==== Recorded data

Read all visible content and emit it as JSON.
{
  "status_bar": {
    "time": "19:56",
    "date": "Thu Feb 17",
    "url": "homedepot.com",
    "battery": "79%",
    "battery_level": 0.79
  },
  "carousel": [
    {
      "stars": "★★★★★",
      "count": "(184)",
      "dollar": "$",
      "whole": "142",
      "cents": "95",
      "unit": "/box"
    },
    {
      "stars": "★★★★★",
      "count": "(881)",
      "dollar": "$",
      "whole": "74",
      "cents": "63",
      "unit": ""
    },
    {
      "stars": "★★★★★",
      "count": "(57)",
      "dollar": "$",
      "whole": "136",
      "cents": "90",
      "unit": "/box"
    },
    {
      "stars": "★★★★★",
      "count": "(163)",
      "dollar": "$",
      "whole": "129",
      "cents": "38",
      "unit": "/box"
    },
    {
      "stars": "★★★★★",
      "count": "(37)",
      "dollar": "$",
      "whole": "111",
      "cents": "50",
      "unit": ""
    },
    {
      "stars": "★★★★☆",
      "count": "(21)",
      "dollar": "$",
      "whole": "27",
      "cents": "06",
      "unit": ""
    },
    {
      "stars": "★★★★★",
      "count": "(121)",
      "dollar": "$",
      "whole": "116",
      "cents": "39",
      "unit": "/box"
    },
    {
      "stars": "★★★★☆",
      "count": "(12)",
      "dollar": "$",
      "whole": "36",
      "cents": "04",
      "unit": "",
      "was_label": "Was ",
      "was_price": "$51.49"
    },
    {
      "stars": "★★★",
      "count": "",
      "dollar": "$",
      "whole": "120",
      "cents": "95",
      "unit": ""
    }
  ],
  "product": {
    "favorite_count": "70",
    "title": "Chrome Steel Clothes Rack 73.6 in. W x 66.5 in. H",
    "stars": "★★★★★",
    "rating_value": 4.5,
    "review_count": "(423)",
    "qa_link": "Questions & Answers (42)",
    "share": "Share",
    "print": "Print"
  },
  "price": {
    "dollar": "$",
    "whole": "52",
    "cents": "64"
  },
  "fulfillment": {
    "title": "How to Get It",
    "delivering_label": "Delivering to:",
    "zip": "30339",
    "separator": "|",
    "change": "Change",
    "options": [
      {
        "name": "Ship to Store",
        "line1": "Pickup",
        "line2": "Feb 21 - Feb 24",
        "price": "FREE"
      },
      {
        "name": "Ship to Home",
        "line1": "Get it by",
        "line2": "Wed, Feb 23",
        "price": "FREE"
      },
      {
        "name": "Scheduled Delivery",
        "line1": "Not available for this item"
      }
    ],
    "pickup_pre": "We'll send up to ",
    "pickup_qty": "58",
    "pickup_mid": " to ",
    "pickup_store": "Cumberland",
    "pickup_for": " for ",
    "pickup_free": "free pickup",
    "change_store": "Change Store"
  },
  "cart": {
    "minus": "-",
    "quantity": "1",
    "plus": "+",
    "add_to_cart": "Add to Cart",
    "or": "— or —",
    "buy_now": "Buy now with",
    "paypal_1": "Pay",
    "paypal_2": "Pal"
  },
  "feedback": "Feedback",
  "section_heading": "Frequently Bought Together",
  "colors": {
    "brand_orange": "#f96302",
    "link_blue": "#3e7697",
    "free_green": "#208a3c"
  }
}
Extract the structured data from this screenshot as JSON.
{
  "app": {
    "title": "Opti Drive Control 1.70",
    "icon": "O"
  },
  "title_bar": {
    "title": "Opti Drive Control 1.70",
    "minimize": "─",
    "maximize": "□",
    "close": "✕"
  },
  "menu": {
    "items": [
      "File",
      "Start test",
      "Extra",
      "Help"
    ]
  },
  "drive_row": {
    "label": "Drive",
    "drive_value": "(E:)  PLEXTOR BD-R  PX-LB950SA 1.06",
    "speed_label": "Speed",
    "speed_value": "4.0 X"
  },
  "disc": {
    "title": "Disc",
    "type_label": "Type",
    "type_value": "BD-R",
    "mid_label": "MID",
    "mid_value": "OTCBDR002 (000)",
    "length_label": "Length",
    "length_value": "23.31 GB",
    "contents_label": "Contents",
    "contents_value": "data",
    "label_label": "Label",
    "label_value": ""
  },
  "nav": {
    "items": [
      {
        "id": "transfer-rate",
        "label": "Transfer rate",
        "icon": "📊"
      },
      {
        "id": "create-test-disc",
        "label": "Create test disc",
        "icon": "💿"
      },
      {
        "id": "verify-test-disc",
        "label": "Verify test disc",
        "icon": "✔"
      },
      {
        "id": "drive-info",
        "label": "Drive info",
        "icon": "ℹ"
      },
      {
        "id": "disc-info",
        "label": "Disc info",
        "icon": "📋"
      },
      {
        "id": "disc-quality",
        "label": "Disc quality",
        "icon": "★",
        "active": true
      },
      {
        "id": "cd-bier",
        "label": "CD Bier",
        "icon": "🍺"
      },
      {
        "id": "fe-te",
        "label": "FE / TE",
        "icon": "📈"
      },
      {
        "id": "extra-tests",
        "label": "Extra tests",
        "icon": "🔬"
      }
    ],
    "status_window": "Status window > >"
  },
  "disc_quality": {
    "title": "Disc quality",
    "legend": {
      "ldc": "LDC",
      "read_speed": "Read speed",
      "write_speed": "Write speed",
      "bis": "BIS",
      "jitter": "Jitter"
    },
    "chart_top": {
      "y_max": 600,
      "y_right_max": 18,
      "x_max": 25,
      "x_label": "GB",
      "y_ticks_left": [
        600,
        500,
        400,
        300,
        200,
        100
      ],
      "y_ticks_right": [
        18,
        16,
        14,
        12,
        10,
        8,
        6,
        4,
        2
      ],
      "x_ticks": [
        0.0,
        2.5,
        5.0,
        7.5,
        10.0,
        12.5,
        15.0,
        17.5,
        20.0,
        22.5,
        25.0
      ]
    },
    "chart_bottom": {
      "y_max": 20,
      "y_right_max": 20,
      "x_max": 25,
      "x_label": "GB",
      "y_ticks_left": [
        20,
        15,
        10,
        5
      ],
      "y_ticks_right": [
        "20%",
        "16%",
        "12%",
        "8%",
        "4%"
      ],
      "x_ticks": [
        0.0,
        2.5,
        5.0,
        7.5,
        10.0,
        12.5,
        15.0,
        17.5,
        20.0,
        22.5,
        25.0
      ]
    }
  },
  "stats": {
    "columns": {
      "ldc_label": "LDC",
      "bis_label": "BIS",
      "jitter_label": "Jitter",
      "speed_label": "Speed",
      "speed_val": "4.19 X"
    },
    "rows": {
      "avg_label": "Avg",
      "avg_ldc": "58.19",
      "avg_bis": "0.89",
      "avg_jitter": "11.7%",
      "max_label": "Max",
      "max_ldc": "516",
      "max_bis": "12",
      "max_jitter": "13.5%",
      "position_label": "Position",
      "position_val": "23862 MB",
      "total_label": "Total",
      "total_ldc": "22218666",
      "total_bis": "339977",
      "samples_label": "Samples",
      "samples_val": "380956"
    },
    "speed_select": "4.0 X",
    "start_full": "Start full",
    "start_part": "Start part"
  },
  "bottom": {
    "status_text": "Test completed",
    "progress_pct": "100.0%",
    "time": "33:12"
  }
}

========

→ **The exercise**
Please restate the data word for word, every record included.

→ **Task solution**
Read all visible content and emit it as JSON.
{
  "status_bar": {
    "time": "19:56",
    "date": "Thu Feb 17",
    "url": "homedepot.com",
    "battery": "79%",
    "battery_level": 0.79
  },
  "carousel": [
    {
      "stars": "★★★★★",
      "count": "(184)",
      "dollar": "$",
      "whole": "142",
      "cents": "95",
      "unit": "/box"
    },
    {
      "stars": "★★★★★",
      "count": "(881)",
      "dollar": "$",
      "whole": "74",
      "cents": "63",
      "unit": ""
    },
    {
      "stars": "★★★★★",
      "count": "(57)",
      "dollar": "$",
      "whole": "136",
      "cents": "90",
      "unit": "/box"
    },
    {
      "stars": "★★★★★",
      "count": "(163)",
      "dollar": "$",
      "whole": "129",
      "cents": "38",
      "unit": "/box"
    },
    {
      "stars": "★★★★★",
      "count": "(37)",
      "dollar": "$",
      "whole": "111",
      "cents": "50",
      "unit": ""
    },
    {
      "stars": "★★★★☆",
      "count": "(21)",
      "dollar": "$",
      "whole": "27",
      "cents": "06",
      "unit": ""
    },
    {
      "stars": "★★★★★",
      "count": "(121)",
      "dollar": "$",
      "whole": "116",
      "cents": "39",
      "unit": "/box"
    },
    {
      "stars": "★★★★☆",
      "count": "(12)",
      "dollar": "$",
      "whole": "36",
      "cents": "04",
      "unit": "",
      "was_label": "Was ",
      "was_price": "$51.49"
    },
    {
      "stars": "★★★",
      "count": "",
      "dollar": "$",
      "whole": "120",
      "cents": "95",
      "unit": ""
    }
  ],
  "product": {
    "favorite_count": "70",
    "title": "Chrome Steel Clothes Rack 73.6 in. W x 66.5 in. H",
    "stars": "★★★★★",
    "rating_value": 4.5,
    "review_count": "(423)",
    "qa_link": "Questions & Answers (42)",
    "share": "Share",
    "print": "Print"
  },
  "price": {
    "dollar": "$",
    "whole": "52",
    "cents": "64"
  },
  "fulfillment": {
    "title": "How to Get It",
    "delivering_label": "Delivering to:",
    "zip": "30339",
    "separator": "|",
    "change": "Change",
    "options": [
      {
        "name": "Ship to Store",
        "line1": "Pickup",
        "line2": "Feb 21 - Feb 24",
        "price": "FREE"
      },
      {
        "name": "Ship to Home",
        "line1": "Get it by",
        "line2": "Wed, Feb 23",
        "price": "FREE"
      },
      {
        "name": "Scheduled Delivery",
        "line1": "Not available for this item"
      }
    ],
    "pickup_pre": "We'll send up to ",
    "pickup_qty": "58",
    "pickup_mid": " to ",
    "pickup_store": "Cumberland",
    "pickup_for": " for ",
    "pickup_free": "free pickup",
    "change_store": "Change Store"
  },
  "cart": {
    "minus": "-",
    "quantity": "1",
    "plus": "+",
    "add_to_cart": "Add to Cart",
    "or": "— or —",
    "buy_now": "Buy now with",
    "paypal_1": "Pay",
    "paypal_2": "Pal"
  },
  "feedback": "Feedback",
  "section_heading": "Frequently Bought Together",
  "colors": {
    "brand_orange": "#f96302",
    "link_blue": "#3e7697",
    "free_green": "#208a3c"
  }
}
Extract the structured data from this screenshot as JSON.
{
  "app": {
    "title": "Opti Drive Control 1.70",
    "icon": "O"
  },
  "title_bar": {
    "title": "Opti Drive Control 1.70",
    "minimize": "─",
    "maximize": "□",
    "close": "✕"
  },
  "menu": {
    "items": [
      "File",
      "Start test",
      "Extra",
      "Help"
    ]
  },
  "drive_row": {
    "label": "Drive",
    "drive_value": "(E:)  PLEXTOR BD-R  PX-LB950SA 1.06",
    "speed_label": "Speed",
    "speed_value": "4.0 X"
  },
  "disc": {
    "title": "Disc",
    "type_label": "Type",
    "type_value": "BD-R",
    "mid_label": "MID",
    "mid_value": "OTCBDR002 (000)",
    "length_label": "Length",
    "length_value": "23.31 GB",
    "contents_label": "Contents",
    "contents_value": "data",
    "label_label": "Label",
    "label_value": ""
  },
  "nav": {
    "items": [
      {
        "id": "transfer-rate",
        "label": "Transfer rate",
        "icon": "📊"
      },
      {
        "id": "create-test-disc",
        "label": "Create test disc",
        "icon": "💿"
      },
      {
        "id": "verify-test-disc",
        "label": "Verify test disc",
        "icon": "✔"
      },
      {
        "id": "drive-info",
        "label": "Drive info",
        "icon": "ℹ"
      },
      {
        "id": "disc-info",
        "label": "Disc info",
        "icon": "📋"
      },
      {
        "id": "disc-quality",
        "label": "Disc quality",
        "icon": "★",
        "active": true
      },
      {
        "id": "cd-bier",
        "label": "CD Bier",
        "icon": "🍺"
      },
      {
        "id": "fe-te",
        "label": "FE / TE",
        "icon": "📈"
      },
      {
        "id": "extra-tests",
        "label": "Extra tests",
        "icon": "🔬"
      }
    ],
    "status_window": "Status window > >"
  },
  "disc_quality": {
    "title": "Disc quality",
    "legend": {
      "ldc": "LDC",
      "read_speed": "Read speed",
      "write_speed": "Write speed",
      "bis": "BIS",
      "jitter": "Jitter"
    },
    "chart_top": {
      "y_max": 600,
      "y_right_max": 18,
      "x_max": 25,
      "x_label": "GB",
      "y_ticks_left": [
        600,
        500,
        400,
        300,
        200,
        100
      ],
      "y_ticks_right": [
        18,
        16,
        14,
        12,
        10,
        8,
        6,
        4,
        2
      ],
      "x_ticks": [
        0.0,
        2.5,
        5.0,
        7.5,
        10.0,
        12.5,
        15.0,
        17.5,
        20.0,
        22.5,
        25.0
      ]
    },
    "chart_bottom": {
      "y_max": 20,
      "y_right_max": 20,
      "x_max": 25,
      "x_label": "GB",
      "y_ticks_left": [
        20,
        15,
        10,
        5
      ],
      "y_ticks_right": [
        "20%",
        "16%",
        "12%",
        "8%",
        "4%"
      ],
      "x_ticks": [
        0.0,
        2.5,
        5.0,
        7.5,
        10.0,
        12.5,
        15.0,
        17.5,
        20.0,
        22.5,
        25.0
      ]
    }
  },
  "stats": {
    "columns": {
      "ldc_label": "LDC",
      "bis_label": "BIS",
      "jitter_label": "Jitter",
      "speed_label": "Speed",
      "speed_val": "4.19 X"
    },
    "rows": {
      "avg_label": "Avg",
      "avg_ldc": "58.19",
      "avg_bis": "0.89",
      "avg_jitter": "11.7%",
      "max_label": "Max",
      "max_ldc": "516",
      "max_bis": "12",
      "max_jitter": "13.5%",
      "position_label": "Position",
      "position_val": "23862 MB",
      "total_label": "Total",
      "total_ldc": "22218666",
      "total_bis": "339977",
      "samples_label": "Samples",
      "samples_val": "380956"
    },
    "speed_select": "4.0 X",
    "start_full": "Start full",
    "start_part": "Start part"
  },
  "bottom": {
    "status_text": "Test completed",
    "progress_pct": "100.0%",
    "time": "33:12"
  }
}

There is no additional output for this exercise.